*INSTRUCTION*:
Scan the data below. Pull out each line where "predictive" occurs.

Data entries for graphics:
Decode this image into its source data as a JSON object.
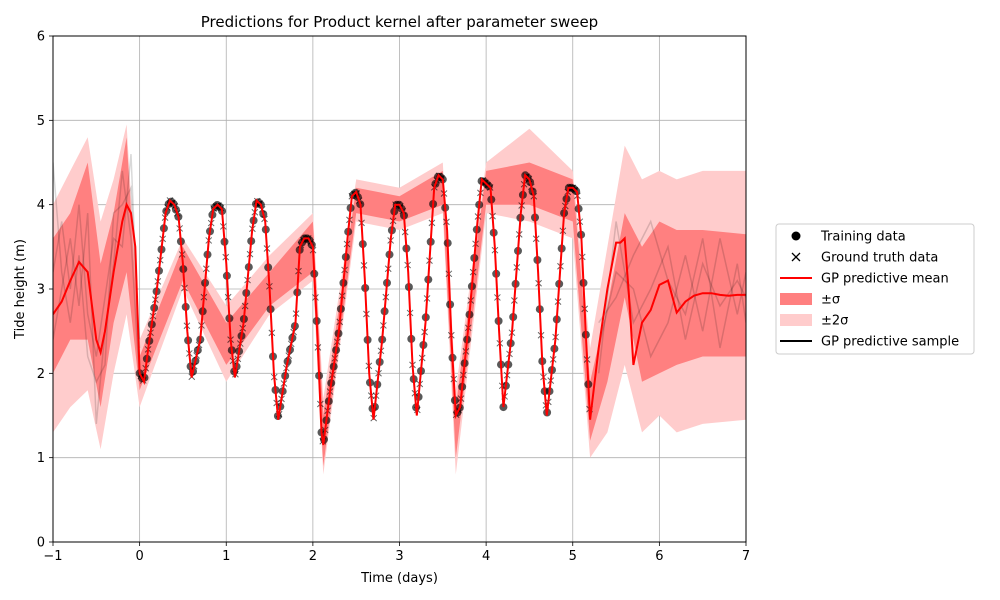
{
  "chart_data": {
    "type": "line",
    "title": "Predictions for Product kernel after parameter sweep",
    "xlabel": "Time (days)",
    "ylabel": "Tide height (m)",
    "xlim": [
      -1,
      7
    ],
    "ylim": [
      0,
      6
    ],
    "x_ticks": [
      "−1",
      "0",
      "1",
      "2",
      "3",
      "4",
      "5",
      "6",
      "7"
    ],
    "y_ticks": [
      "0",
      "1",
      "2",
      "3",
      "4",
      "5",
      "6"
    ],
    "grid": true,
    "legend_position": "outside-right",
    "legend": [
      {
        "label": "Training data",
        "marker": "circle",
        "color": "#000000"
      },
      {
        "label": "Ground truth data",
        "marker": "x",
        "color": "#000000"
      },
      {
        "label": "GP predictive mean",
        "marker": "line",
        "color": "#ff0000"
      },
      {
        "label": "±σ",
        "marker": "patch",
        "color": "#ff8080"
      },
      {
        "label": "±2σ",
        "marker": "patch",
        "color": "#ffcccc"
      },
      {
        "label": "GP predictive sample",
        "marker": "line",
        "color": "#000000"
      }
    ],
    "colors": {
      "mean": "#ff0000",
      "band1": "#ff8080",
      "band2": "#ffcccc",
      "data": "#000000"
    },
    "series": [
      {
        "name": "GP predictive mean",
        "x": [
          -1.0,
          -0.9,
          -0.8,
          -0.7,
          -0.6,
          -0.5,
          -0.45,
          -0.4,
          -0.3,
          -0.2,
          -0.15,
          -0.1,
          -0.05,
          0.0,
          0.05,
          0.1,
          0.2,
          0.3,
          0.35,
          0.4,
          0.45,
          0.5,
          0.55,
          0.6,
          0.7,
          0.8,
          0.85,
          0.9,
          0.95,
          1.0,
          1.05,
          1.1,
          1.2,
          1.3,
          1.35,
          1.4,
          1.45,
          1.5,
          1.55,
          1.6,
          1.7,
          1.8,
          1.85,
          1.9,
          1.95,
          2.0,
          2.05,
          2.1,
          2.12,
          2.2,
          2.3,
          2.4,
          2.45,
          2.5,
          2.55,
          2.6,
          2.65,
          2.7,
          2.8,
          2.9,
          2.95,
          3.0,
          3.05,
          3.1,
          3.15,
          3.2,
          3.3,
          3.4,
          3.45,
          3.5,
          3.55,
          3.6,
          3.65,
          3.7,
          3.8,
          3.9,
          3.95,
          4.0,
          4.05,
          4.1,
          4.15,
          4.2,
          4.3,
          4.4,
          4.45,
          4.5,
          4.55,
          4.6,
          4.65,
          4.7,
          4.8,
          4.9,
          4.95,
          5.0,
          5.05,
          5.1,
          5.15,
          5.2,
          5.3,
          5.4,
          5.5,
          5.55,
          5.6,
          5.65,
          5.7,
          5.8,
          5.9,
          6.0,
          6.1,
          6.2,
          6.3,
          6.4,
          6.5,
          6.6,
          6.7,
          6.8,
          6.9,
          7.0
        ],
        "y": [
          2.7,
          2.85,
          3.1,
          3.32,
          3.2,
          2.4,
          2.25,
          2.5,
          3.2,
          3.8,
          4.0,
          3.9,
          3.5,
          2.0,
          1.9,
          2.3,
          3.0,
          3.9,
          4.05,
          4.0,
          3.85,
          3.3,
          2.5,
          1.95,
          2.4,
          3.6,
          3.95,
          4.0,
          3.95,
          3.3,
          2.4,
          1.95,
          2.6,
          3.7,
          4.05,
          4.0,
          3.8,
          3.0,
          2.0,
          1.45,
          2.1,
          2.6,
          3.5,
          3.6,
          3.6,
          3.5,
          2.5,
          1.3,
          1.15,
          1.8,
          2.5,
          3.6,
          4.1,
          4.15,
          4.0,
          3.1,
          2.0,
          1.45,
          2.4,
          3.6,
          4.0,
          4.0,
          3.9,
          3.2,
          2.1,
          1.5,
          2.6,
          4.2,
          4.35,
          4.3,
          3.7,
          2.4,
          1.5,
          1.6,
          2.6,
          3.8,
          4.3,
          4.25,
          4.2,
          3.5,
          2.5,
          1.6,
          2.5,
          3.9,
          4.35,
          4.3,
          4.1,
          3.2,
          2.1,
          1.5,
          2.4,
          3.9,
          4.2,
          4.2,
          4.15,
          3.6,
          2.5,
          1.45,
          2.3,
          3.0,
          3.55,
          3.55,
          3.6,
          2.9,
          2.1,
          2.6,
          2.75,
          3.05,
          3.1,
          2.72,
          2.85,
          2.92,
          2.95,
          2.95,
          2.93,
          2.92,
          2.93,
          2.93
        ]
      },
      {
        "name": "±σ",
        "x": [
          -1.0,
          -0.8,
          -0.6,
          -0.45,
          -0.3,
          -0.15,
          0.0,
          0.5,
          1.0,
          1.5,
          2.0,
          2.12,
          2.5,
          3.0,
          3.5,
          3.65,
          4.0,
          4.5,
          5.0,
          5.2,
          5.4,
          5.6,
          5.8,
          6.0,
          6.2,
          6.5,
          7.0
        ],
        "upper": [
          3.6,
          3.9,
          4.5,
          3.3,
          3.9,
          4.8,
          2.2,
          3.5,
          2.6,
          3.2,
          3.8,
          1.5,
          4.2,
          4.1,
          4.4,
          1.6,
          4.4,
          4.5,
          4.3,
          1.9,
          2.8,
          3.9,
          3.5,
          3.8,
          3.7,
          3.7,
          3.65
        ],
        "lower": [
          2.0,
          2.4,
          2.4,
          1.6,
          2.6,
          3.2,
          1.8,
          3.1,
          2.1,
          2.8,
          3.2,
          0.9,
          3.9,
          3.8,
          4.0,
          1.0,
          4.0,
          4.0,
          3.8,
          1.2,
          1.9,
          2.9,
          1.9,
          2.0,
          2.1,
          2.2,
          2.2
        ]
      },
      {
        "name": "±2σ",
        "x": [
          -1.0,
          -0.8,
          -0.6,
          -0.45,
          -0.3,
          -0.15,
          0.0,
          0.5,
          1.0,
          1.5,
          2.0,
          2.12,
          2.5,
          3.0,
          3.5,
          3.65,
          4.0,
          4.5,
          5.0,
          5.2,
          5.4,
          5.6,
          5.8,
          6.0,
          6.2,
          6.5,
          7.0
        ],
        "upper": [
          4.0,
          4.4,
          4.8,
          3.8,
          4.3,
          4.95,
          2.4,
          3.6,
          2.8,
          3.4,
          3.9,
          1.7,
          4.3,
          4.2,
          4.5,
          1.8,
          4.5,
          4.9,
          4.4,
          2.3,
          3.5,
          4.7,
          4.3,
          4.4,
          4.3,
          4.4,
          4.4
        ],
        "lower": [
          1.3,
          1.6,
          1.8,
          1.1,
          2.0,
          2.7,
          1.6,
          3.0,
          1.9,
          2.7,
          3.1,
          0.8,
          3.8,
          3.7,
          3.9,
          0.8,
          3.9,
          3.8,
          3.6,
          1.0,
          1.3,
          2.1,
          1.3,
          1.5,
          1.3,
          1.4,
          1.45
        ]
      },
      {
        "name": "GP predictive sample",
        "samples": [
          {
            "x": [
              -1.0,
              -0.9,
              -0.8,
              -0.7,
              -0.6,
              -0.5,
              -0.4,
              -0.3,
              -0.2,
              -0.1,
              0.0
            ],
            "y": [
              3.2,
              3.8,
              3.0,
              4.0,
              2.7,
              2.2,
              2.9,
              3.6,
              3.5,
              4.6,
              2.1
            ]
          },
          {
            "x": [
              -1.0,
              -0.9,
              -0.8,
              -0.7,
              -0.6,
              -0.5,
              -0.4,
              -0.3,
              -0.2,
              -0.1,
              0.0
            ],
            "y": [
              2.4,
              3.0,
              3.6,
              2.8,
              3.9,
              1.4,
              2.5,
              3.3,
              4.4,
              3.6,
              1.9
            ]
          },
          {
            "x": [
              -1.0,
              -0.9,
              -0.8,
              -0.7,
              -0.6,
              -0.5,
              -0.4,
              -0.3,
              -0.2,
              -0.1,
              0.0
            ],
            "y": [
              4.5,
              3.2,
              2.6,
              3.4,
              2.2,
              1.9,
              2.1,
              3.9,
              4.0,
              4.2,
              2.3
            ]
          },
          {
            "x": [
              5.3,
              5.5,
              5.7,
              5.9,
              6.1,
              6.3,
              6.5,
              6.7,
              6.9,
              7.0
            ],
            "y": [
              2.0,
              3.8,
              2.6,
              3.0,
              3.5,
              2.4,
              3.3,
              2.8,
              3.1,
              2.9
            ]
          },
          {
            "x": [
              5.3,
              5.5,
              5.7,
              5.9,
              6.1,
              6.3,
              6.5,
              6.7,
              6.9,
              7.0
            ],
            "y": [
              2.3,
              3.2,
              3.0,
              2.2,
              2.6,
              3.4,
              2.5,
              3.6,
              2.7,
              3.2
            ]
          },
          {
            "x": [
              5.3,
              5.5,
              5.7,
              5.9,
              6.1,
              6.3,
              6.5,
              6.7,
              6.9,
              7.0
            ],
            "y": [
              2.6,
              2.9,
              3.4,
              3.8,
              3.1,
              2.7,
              3.6,
              2.3,
              3.3,
              2.6
            ]
          }
        ]
      }
    ]
  }
}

*ANSWER TO THIS EXERCISE*:
        "label": "GP predictive mean",
        "label": "GP predictive sample",
        "name": "GP predictive mean",
        "name": "GP predictive sample",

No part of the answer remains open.